— begin Records for this exercise —

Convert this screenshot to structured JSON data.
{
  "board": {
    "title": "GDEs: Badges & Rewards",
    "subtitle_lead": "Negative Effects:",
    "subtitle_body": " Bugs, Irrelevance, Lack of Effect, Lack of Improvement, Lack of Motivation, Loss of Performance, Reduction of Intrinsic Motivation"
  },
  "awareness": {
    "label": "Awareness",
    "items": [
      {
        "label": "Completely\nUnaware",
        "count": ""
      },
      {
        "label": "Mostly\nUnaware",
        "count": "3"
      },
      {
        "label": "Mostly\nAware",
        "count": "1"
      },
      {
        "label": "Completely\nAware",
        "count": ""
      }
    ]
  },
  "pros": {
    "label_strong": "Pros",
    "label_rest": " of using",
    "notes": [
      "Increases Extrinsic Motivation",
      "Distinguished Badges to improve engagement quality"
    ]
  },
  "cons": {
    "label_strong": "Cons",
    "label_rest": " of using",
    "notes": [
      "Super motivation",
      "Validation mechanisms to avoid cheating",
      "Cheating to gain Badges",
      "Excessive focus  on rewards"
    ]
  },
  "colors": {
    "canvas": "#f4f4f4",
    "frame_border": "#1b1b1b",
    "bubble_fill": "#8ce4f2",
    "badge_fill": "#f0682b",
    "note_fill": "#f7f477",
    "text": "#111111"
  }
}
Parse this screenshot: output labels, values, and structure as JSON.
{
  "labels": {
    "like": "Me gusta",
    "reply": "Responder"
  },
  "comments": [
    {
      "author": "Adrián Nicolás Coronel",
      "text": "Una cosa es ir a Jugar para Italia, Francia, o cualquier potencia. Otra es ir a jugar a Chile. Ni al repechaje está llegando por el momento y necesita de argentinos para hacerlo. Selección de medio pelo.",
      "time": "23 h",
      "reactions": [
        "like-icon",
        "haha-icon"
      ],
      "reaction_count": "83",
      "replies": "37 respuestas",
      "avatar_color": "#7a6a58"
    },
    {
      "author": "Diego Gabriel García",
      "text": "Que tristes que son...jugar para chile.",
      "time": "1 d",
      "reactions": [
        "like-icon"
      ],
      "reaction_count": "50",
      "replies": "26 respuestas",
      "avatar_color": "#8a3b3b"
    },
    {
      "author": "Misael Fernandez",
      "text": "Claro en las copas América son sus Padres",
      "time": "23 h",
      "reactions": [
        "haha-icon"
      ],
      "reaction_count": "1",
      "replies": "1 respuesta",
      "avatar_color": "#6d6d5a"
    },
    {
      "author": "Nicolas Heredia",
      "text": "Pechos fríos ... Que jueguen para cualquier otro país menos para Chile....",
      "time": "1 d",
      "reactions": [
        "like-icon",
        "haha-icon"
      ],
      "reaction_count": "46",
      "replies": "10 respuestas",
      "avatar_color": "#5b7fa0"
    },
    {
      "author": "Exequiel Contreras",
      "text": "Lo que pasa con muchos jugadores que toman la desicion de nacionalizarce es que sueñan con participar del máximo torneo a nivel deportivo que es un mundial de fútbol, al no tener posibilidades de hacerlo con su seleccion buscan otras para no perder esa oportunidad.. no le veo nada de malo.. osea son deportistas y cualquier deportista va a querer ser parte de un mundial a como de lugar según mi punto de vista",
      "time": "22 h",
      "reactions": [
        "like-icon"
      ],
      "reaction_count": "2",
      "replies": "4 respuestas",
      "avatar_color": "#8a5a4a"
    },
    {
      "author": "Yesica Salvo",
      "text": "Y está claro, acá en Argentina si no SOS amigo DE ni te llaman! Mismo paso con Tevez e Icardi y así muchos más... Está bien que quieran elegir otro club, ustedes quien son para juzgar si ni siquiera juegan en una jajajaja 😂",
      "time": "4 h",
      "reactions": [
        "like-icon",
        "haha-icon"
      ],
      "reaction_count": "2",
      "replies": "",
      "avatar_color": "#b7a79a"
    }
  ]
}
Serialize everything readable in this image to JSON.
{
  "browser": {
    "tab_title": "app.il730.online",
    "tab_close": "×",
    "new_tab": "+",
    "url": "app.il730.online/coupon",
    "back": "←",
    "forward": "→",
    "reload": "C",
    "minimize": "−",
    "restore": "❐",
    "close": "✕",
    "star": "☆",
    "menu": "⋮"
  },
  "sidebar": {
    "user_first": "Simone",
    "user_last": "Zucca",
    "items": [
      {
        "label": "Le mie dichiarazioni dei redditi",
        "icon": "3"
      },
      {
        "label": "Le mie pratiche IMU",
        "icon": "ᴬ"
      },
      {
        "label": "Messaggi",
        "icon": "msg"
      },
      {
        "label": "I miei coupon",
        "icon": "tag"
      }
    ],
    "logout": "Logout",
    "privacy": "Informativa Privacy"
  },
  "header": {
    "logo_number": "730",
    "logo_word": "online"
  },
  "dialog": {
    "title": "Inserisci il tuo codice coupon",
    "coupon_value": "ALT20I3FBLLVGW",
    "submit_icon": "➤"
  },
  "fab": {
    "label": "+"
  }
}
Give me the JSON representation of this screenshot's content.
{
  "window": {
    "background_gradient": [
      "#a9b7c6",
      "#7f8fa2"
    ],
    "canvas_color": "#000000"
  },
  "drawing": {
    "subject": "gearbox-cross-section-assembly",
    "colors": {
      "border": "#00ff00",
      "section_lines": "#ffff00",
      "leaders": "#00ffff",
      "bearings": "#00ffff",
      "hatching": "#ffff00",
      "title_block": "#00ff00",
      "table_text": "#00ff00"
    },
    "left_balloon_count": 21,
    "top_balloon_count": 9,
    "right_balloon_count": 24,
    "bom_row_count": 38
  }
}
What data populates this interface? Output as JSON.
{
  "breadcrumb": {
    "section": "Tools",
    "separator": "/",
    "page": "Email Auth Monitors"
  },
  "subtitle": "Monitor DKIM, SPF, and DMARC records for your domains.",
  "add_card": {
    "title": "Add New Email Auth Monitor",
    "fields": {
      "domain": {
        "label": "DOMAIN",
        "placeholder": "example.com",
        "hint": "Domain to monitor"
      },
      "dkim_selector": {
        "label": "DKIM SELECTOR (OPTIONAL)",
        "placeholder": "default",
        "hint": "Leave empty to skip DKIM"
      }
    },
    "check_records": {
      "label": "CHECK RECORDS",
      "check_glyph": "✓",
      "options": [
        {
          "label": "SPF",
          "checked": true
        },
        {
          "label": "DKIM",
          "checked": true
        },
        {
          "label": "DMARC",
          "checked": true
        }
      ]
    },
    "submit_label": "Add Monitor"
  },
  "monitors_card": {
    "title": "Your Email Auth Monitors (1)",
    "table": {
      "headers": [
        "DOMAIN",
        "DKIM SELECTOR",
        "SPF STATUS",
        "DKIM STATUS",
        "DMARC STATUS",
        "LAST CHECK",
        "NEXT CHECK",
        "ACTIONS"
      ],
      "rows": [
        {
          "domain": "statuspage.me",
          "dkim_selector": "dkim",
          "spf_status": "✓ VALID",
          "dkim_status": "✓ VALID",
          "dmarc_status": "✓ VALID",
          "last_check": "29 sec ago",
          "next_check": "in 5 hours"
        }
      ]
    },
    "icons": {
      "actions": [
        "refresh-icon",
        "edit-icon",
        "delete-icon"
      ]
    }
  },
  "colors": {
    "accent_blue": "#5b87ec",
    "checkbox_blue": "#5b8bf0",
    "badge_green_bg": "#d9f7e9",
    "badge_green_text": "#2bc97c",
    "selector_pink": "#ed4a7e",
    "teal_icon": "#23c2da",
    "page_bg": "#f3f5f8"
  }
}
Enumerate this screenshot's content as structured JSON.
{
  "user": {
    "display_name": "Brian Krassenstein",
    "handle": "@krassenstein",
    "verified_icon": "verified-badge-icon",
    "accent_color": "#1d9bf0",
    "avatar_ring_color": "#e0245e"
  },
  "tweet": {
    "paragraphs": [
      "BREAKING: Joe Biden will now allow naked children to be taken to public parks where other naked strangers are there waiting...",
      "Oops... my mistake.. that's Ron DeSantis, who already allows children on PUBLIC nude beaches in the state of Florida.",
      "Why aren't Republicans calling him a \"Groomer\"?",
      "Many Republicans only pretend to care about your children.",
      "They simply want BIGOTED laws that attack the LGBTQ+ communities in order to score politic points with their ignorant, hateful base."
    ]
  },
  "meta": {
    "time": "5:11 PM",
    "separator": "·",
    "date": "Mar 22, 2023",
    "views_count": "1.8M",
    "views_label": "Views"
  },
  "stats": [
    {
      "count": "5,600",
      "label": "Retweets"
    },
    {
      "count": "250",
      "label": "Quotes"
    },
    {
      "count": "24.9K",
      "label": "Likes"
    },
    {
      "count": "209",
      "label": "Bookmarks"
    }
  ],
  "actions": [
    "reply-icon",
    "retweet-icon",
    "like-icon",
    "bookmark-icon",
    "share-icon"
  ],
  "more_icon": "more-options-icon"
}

— end Records for this exercise —

From the "Enumerate this screenshot's" line to the close of the listing, restate each line word for word.

Enumerate this screenshot's content as structured JSON.
{
  "user": {
    "display_name": "Brian Krassenstein",
    "handle": "@krassenstein",
    "verified_icon": "verified-badge-icon",
    "accent_color": "#1d9bf0",
    "avatar_ring_color": "#e0245e"
  },
  "tweet": {
    "paragraphs": [
      "BREAKING: Joe Biden will now allow naked children to be taken to public parks where other naked strangers are there waiting...",
      "Oops... my mistake.. that's Ron DeSantis, who already allows children on PUBLIC nude beaches in the state of Florida.",
      "Why aren't Republicans calling him a \"Groomer\"?",
      "Many Republicans only pretend to care about your children.",
      "They simply want BIGOTED laws that attack the LGBTQ+ communities in order to score politic points with their ignorant, hateful base."
    ]
  },
  "meta": {
    "time": "5:11 PM",
    "separator": "·",
    "date": "Mar 22, 2023",
    "views_count": "1.8M",
    "views_label": "Views"
  },
  "stats": [
    {
      "count": "5,600",
      "label": "Retweets"
    },
    {
      "count": "250",
      "label": "Quotes"
    },
    {
      "count": "24.9K",
      "label": "Likes"
    },
    {
      "count": "209",
      "label": "Bookmarks"
    }
  ],
  "actions": [
    "reply-icon",
    "retweet-icon",
    "like-icon",
    "bookmark-icon",
    "share-icon"
  ],
  "more_icon": "more-options-icon"
}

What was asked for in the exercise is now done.